[Task statement] Copy the lines of the items below word for word, from the line with "process-a: 线程 线程" through the last line of the items, both included.
'''
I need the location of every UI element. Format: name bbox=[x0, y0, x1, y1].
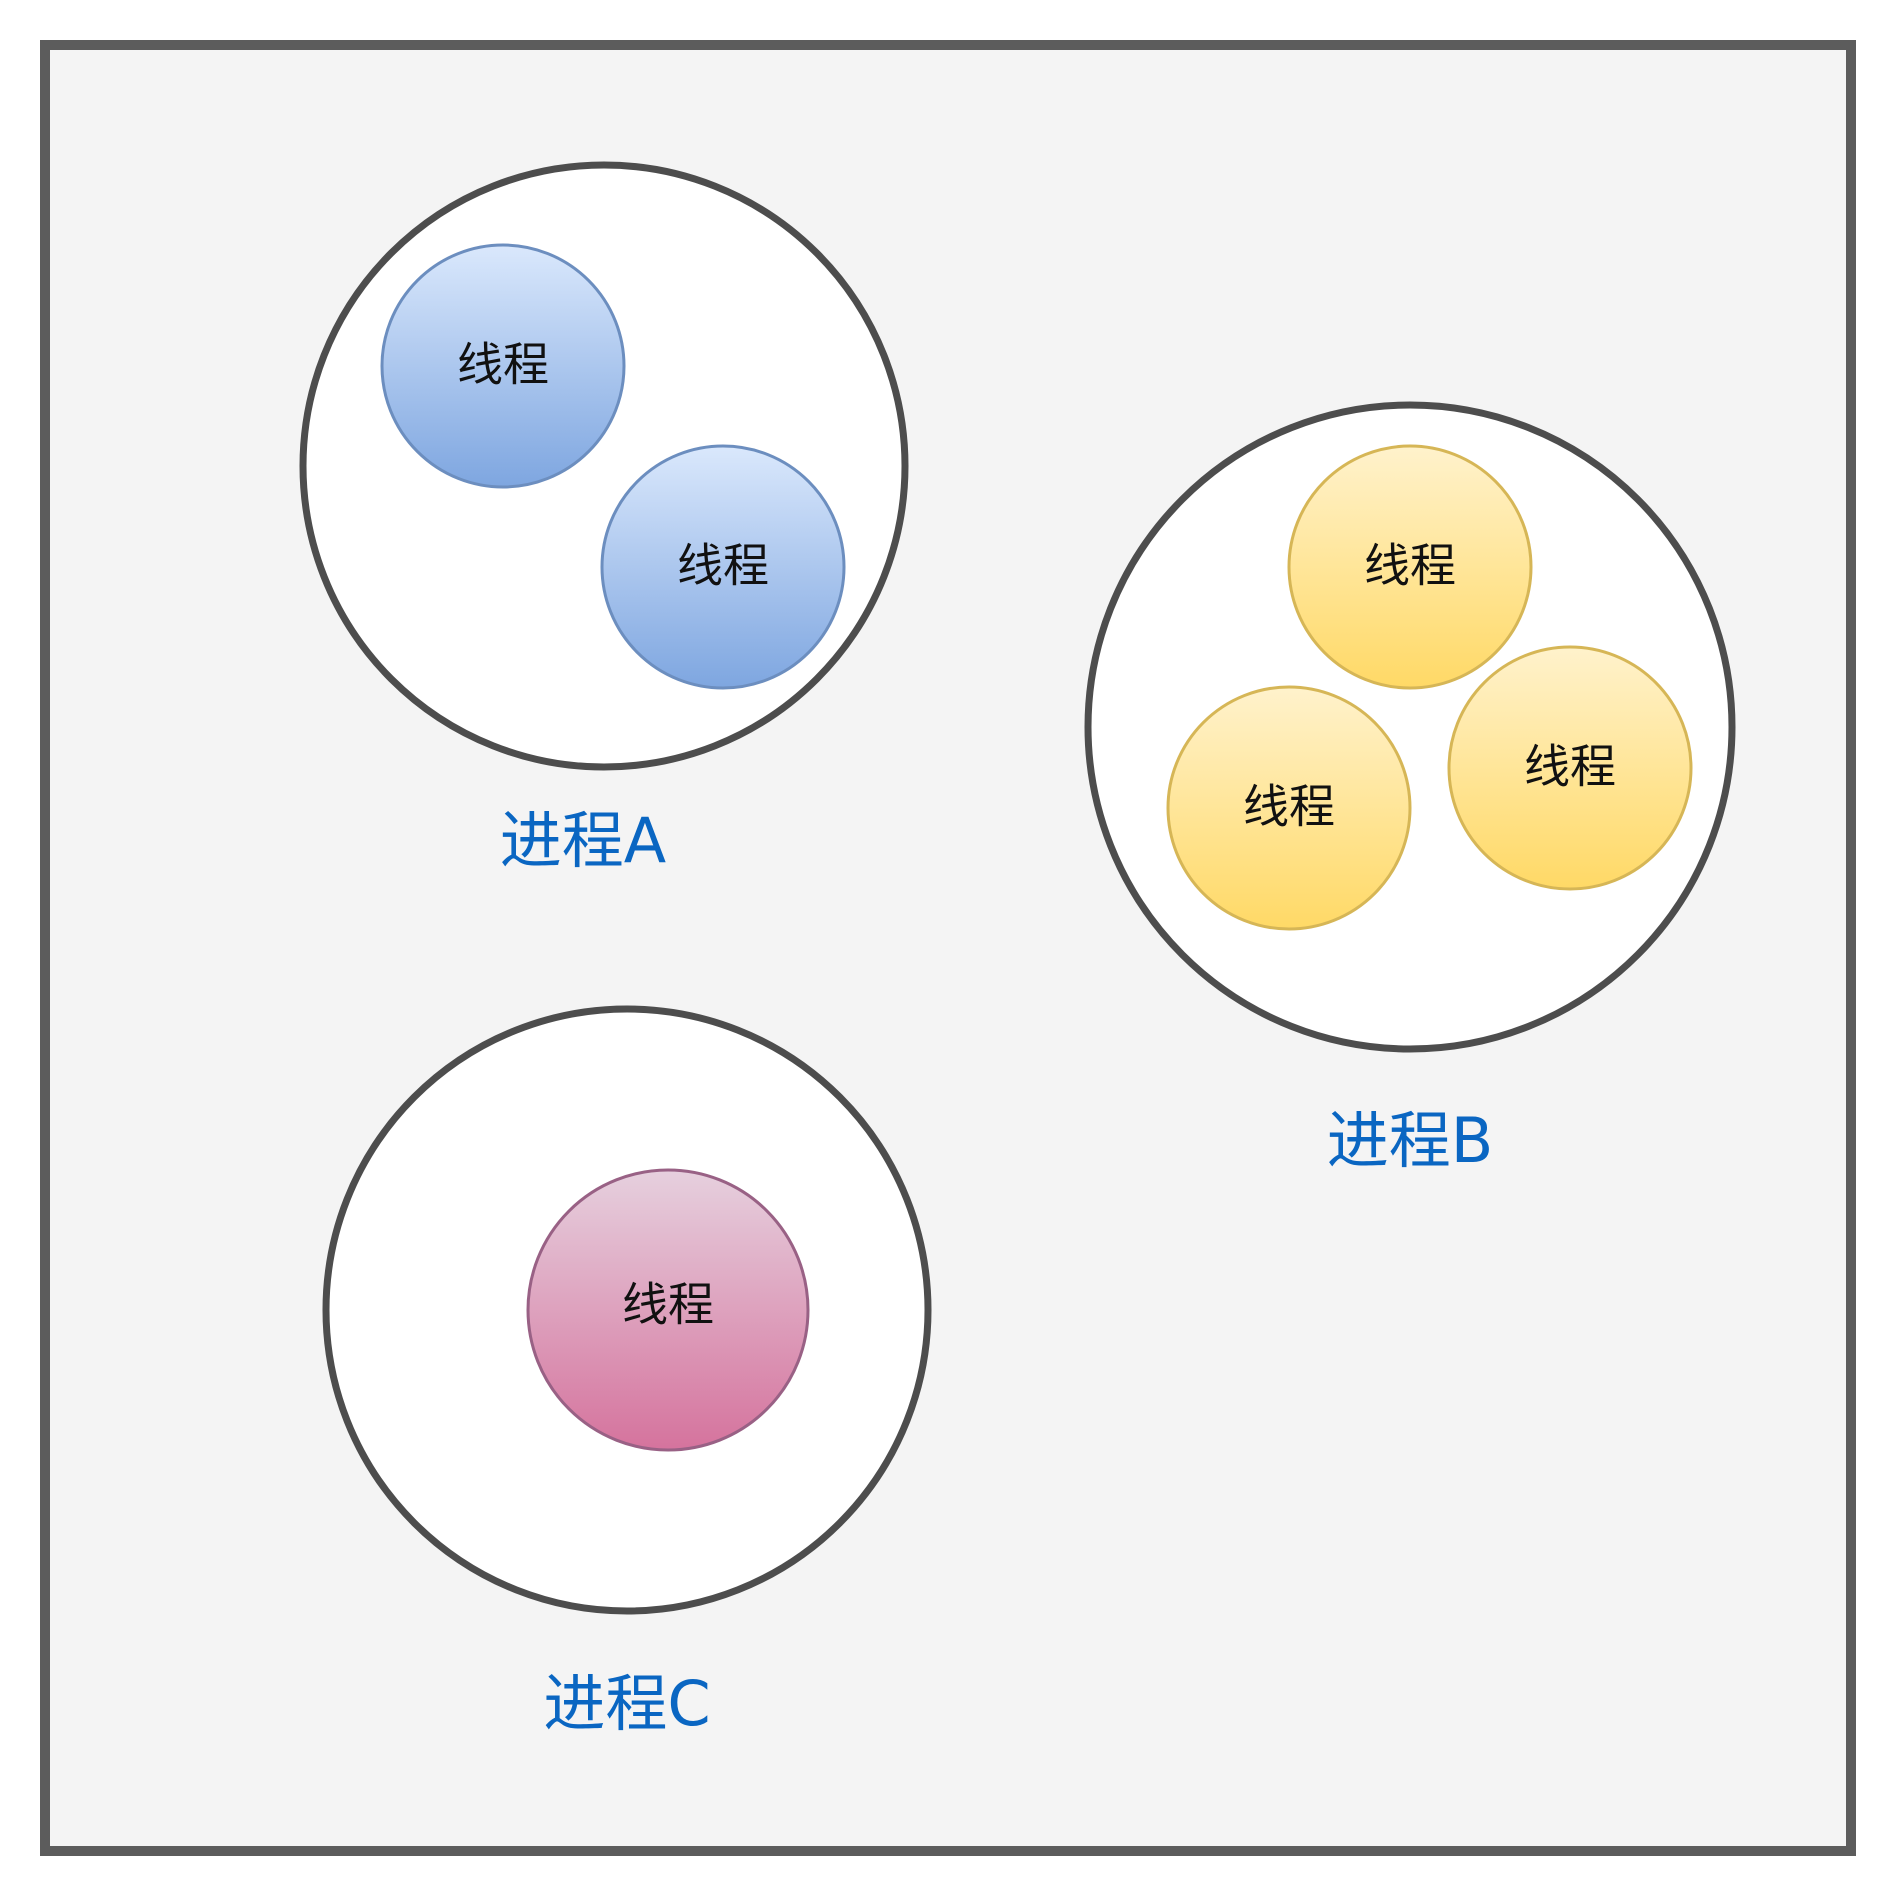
process-a: 线程 线程 进程A bbox=[299, 161, 909, 877]
thread-a-2: 线程 bbox=[600, 444, 846, 690]
process-a-label: 进程A bbox=[500, 804, 666, 877]
thread-c-1-label: 线程 bbox=[622, 1278, 714, 1332]
thread-b-1: 线程 bbox=[1287, 444, 1533, 690]
thread-b-2: 线程 bbox=[1166, 685, 1412, 931]
thread-b-3-label: 线程 bbox=[1524, 740, 1616, 794]
process-b-label: 进程B bbox=[1327, 1104, 1494, 1177]
process-b: 线程 线程 线程 进程B bbox=[1084, 401, 1736, 1177]
process-c: 线程 进程C bbox=[322, 1005, 932, 1740]
process-a-boundary bbox=[299, 161, 909, 771]
thread-b-3: 线程 bbox=[1447, 645, 1693, 891]
thread-c-1: 线程 bbox=[526, 1168, 810, 1452]
thread-a-1-circle bbox=[380, 243, 626, 489]
thread-b-3-circle bbox=[1447, 645, 1693, 891]
thread-b-2-circle bbox=[1166, 685, 1412, 931]
thread-b-1-label: 线程 bbox=[1364, 539, 1456, 593]
thread-b-2-label: 线程 bbox=[1243, 780, 1335, 834]
thread-a-2-label: 线程 bbox=[677, 539, 769, 593]
thread-a-1: 线程 bbox=[380, 243, 626, 489]
thread-a-1-label: 线程 bbox=[457, 338, 549, 392]
thread-a-2-circle bbox=[600, 444, 846, 690]
thread-c-1-circle bbox=[526, 1168, 810, 1452]
thread-b-1-circle bbox=[1287, 444, 1533, 690]
process-c-label: 进程C bbox=[543, 1667, 710, 1740]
'''
[Result of this exercise]
process-a: 线程 线程 进程A bbox=[299, 161, 909, 877]
thread-a-2: 线程 bbox=[600, 444, 846, 690]
process-a-label: 进程A bbox=[500, 804, 666, 877]
thread-c-1-label: 线程 bbox=[622, 1278, 714, 1332]
thread-b-1: 线程 bbox=[1287, 444, 1533, 690]
thread-b-2: 线程 bbox=[1166, 685, 1412, 931]
thread-b-3-label: 线程 bbox=[1524, 740, 1616, 794]
process-b-label: 进程B bbox=[1327, 1104, 1494, 1177]
process-b: 线程 线程 线程 进程B bbox=[1084, 401, 1736, 1177]
process-c: 线程 进程C bbox=[322, 1005, 932, 1740]
process-a-boundary bbox=[299, 161, 909, 771]
thread-b-3: 线程 bbox=[1447, 645, 1693, 891]
thread-c-1: 线程 bbox=[526, 1168, 810, 1452]
thread-a-1-circle bbox=[380, 243, 626, 489]
thread-b-3-circle bbox=[1447, 645, 1693, 891]
thread-b-2-circle bbox=[1166, 685, 1412, 931]
thread-b-1-label: 线程 bbox=[1364, 539, 1456, 593]
thread-b-2-label: 线程 bbox=[1243, 780, 1335, 834]
thread-a-2-label: 线程 bbox=[677, 539, 769, 593]
thread-a-1: 线程 bbox=[380, 243, 626, 489]
thread-a-1-label: 线程 bbox=[457, 338, 549, 392]
thread-a-2-circle bbox=[600, 444, 846, 690]
thread-c-1-circle bbox=[526, 1168, 810, 1452]
thread-b-1-circle bbox=[1287, 444, 1533, 690]
process-c-label: 进程C bbox=[543, 1667, 710, 1740]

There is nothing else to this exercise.